You are to retype all of the data exactly as it appears.

● ● ●

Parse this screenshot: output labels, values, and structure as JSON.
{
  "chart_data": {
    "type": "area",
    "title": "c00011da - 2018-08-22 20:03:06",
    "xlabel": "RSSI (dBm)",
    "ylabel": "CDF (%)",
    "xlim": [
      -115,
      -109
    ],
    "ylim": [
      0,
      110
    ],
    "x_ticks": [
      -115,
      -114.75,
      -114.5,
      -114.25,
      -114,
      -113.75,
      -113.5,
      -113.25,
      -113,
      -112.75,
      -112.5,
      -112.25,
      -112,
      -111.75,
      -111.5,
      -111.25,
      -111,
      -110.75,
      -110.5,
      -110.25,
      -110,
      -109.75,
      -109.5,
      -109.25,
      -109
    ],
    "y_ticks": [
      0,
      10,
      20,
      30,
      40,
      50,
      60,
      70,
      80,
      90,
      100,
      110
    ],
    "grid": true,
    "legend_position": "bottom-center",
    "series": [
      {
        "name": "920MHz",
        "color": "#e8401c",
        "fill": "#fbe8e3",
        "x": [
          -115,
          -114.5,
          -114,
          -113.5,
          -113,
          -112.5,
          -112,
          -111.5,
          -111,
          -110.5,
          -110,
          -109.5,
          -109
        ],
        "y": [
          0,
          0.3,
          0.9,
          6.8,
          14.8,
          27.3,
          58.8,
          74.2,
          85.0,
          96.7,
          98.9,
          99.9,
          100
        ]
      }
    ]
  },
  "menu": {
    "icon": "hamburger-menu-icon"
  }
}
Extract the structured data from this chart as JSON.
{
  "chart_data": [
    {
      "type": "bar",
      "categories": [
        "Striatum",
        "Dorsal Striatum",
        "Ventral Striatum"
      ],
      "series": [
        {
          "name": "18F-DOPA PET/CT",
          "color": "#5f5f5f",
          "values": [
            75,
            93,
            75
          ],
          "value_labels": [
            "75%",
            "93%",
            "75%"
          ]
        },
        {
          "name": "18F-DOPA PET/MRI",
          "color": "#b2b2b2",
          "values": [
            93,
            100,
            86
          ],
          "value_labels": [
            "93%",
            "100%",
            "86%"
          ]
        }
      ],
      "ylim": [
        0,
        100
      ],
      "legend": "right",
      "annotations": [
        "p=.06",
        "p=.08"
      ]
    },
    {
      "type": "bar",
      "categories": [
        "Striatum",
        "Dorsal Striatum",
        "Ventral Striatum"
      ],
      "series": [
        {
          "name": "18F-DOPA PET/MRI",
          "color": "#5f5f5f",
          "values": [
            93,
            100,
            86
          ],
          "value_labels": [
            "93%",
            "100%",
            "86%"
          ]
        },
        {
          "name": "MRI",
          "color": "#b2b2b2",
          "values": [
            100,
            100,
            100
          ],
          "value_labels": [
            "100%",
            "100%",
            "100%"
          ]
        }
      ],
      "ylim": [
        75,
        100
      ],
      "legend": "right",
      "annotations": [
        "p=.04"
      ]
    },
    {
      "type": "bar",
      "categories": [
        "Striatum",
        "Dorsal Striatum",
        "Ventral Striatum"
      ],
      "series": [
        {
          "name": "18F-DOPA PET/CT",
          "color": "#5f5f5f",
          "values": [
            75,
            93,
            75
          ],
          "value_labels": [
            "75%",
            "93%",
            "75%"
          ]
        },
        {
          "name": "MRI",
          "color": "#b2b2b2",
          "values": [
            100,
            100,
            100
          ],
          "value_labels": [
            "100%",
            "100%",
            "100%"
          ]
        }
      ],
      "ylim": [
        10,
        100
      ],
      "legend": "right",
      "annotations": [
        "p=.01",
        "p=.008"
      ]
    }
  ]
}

● ● ●

SOLUTION TO THE PROBLEM –
Parse this screenshot: output labels, values, and structure as JSON.
{
  "chart_data": {
    "type": "area",
    "title": "c00011da - 2018-08-22 20:03:06",
    "xlabel": "RSSI (dBm)",
    "ylabel": "CDF (%)",
    "xlim": [
      -115,
      -109
    ],
    "ylim": [
      0,
      110
    ],
    "x_ticks": [
      -115,
      -114.75,
      -114.5,
      -114.25,
      -114,
      -113.75,
      -113.5,
      -113.25,
      -113,
      -112.75,
      -112.5,
      -112.25,
      -112,
      -111.75,
      -111.5,
      -111.25,
      -111,
      -110.75,
      -110.5,
      -110.25,
      -110,
      -109.75,
      -109.5,
      -109.25,
      -109
    ],
    "y_ticks": [
      0,
      10,
      20,
      30,
      40,
      50,
      60,
      70,
      80,
      90,
      100,
      110
    ],
    "grid": true,
    "legend_position": "bottom-center",
    "series": [
      {
        "name": "920MHz",
        "color": "#e8401c",
        "fill": "#fbe8e3",
        "x": [
          -115,
          -114.5,
          -114,
          -113.5,
          -113,
          -112.5,
          -112,
          -111.5,
          -111,
          -110.5,
          -110,
          -109.5,
          -109
        ],
        "y": [
          0,
          0.3,
          0.9,
          6.8,
          14.8,
          27.3,
          58.8,
          74.2,
          85.0,
          96.7,
          98.9,
          99.9,
          100
        ]
      }
    ]
  },
  "menu": {
    "icon": "hamburger-menu-icon"
  }
}
Extract the structured data from this chart as JSON.
{
  "chart_data": [
    {
      "type": "bar",
      "categories": [
        "Striatum",
        "Dorsal Striatum",
        "Ventral Striatum"
      ],
      "series": [
        {
          "name": "18F-DOPA PET/CT",
          "color": "#5f5f5f",
          "values": [
            75,
            93,
            75
          ],
          "value_labels": [
            "75%",
            "93%",
            "75%"
          ]
        },
        {
          "name": "18F-DOPA PET/MRI",
          "color": "#b2b2b2",
          "values": [
            93,
            100,
            86
          ],
          "value_labels": [
            "93%",
            "100%",
            "86%"
          ]
        }
      ],
      "ylim": [
        0,
        100
      ],
      "legend": "right",
      "annotations": [
        "p=.06",
        "p=.08"
      ]
    },
    {
      "type": "bar",
      "categories": [
        "Striatum",
        "Dorsal Striatum",
        "Ventral Striatum"
      ],
      "series": [
        {
          "name": "18F-DOPA PET/MRI",
          "color": "#5f5f5f",
          "values": [
            93,
            100,
            86
          ],
          "value_labels": [
            "93%",
            "100%",
            "86%"
          ]
        },
        {
          "name": "MRI",
          "color": "#b2b2b2",
          "values": [
            100,
            100,
            100
          ],
          "value_labels": [
            "100%",
            "100%",
            "100%"
          ]
        }
      ],
      "ylim": [
        75,
        100
      ],
      "legend": "right",
      "annotations": [
        "p=.04"
      ]
    },
    {
      "type": "bar",
      "categories": [
        "Striatum",
        "Dorsal Striatum",
        "Ventral Striatum"
      ],
      "series": [
        {
          "name": "18F-DOPA PET/CT",
          "color": "#5f5f5f",
          "values": [
            75,
            93,
            75
          ],
          "value_labels": [
            "75%",
            "93%",
            "75%"
          ]
        },
        {
          "name": "MRI",
          "color": "#b2b2b2",
          "values": [
            100,
            100,
            100
          ],
          "value_labels": [
            "100%",
            "100%",
            "100%"
          ]
        }
      ],
      "ylim": [
        10,
        100
      ],
      "legend": "right",
      "annotations": [
        "p=.01",
        "p=.008"
      ]
    }
  ]
}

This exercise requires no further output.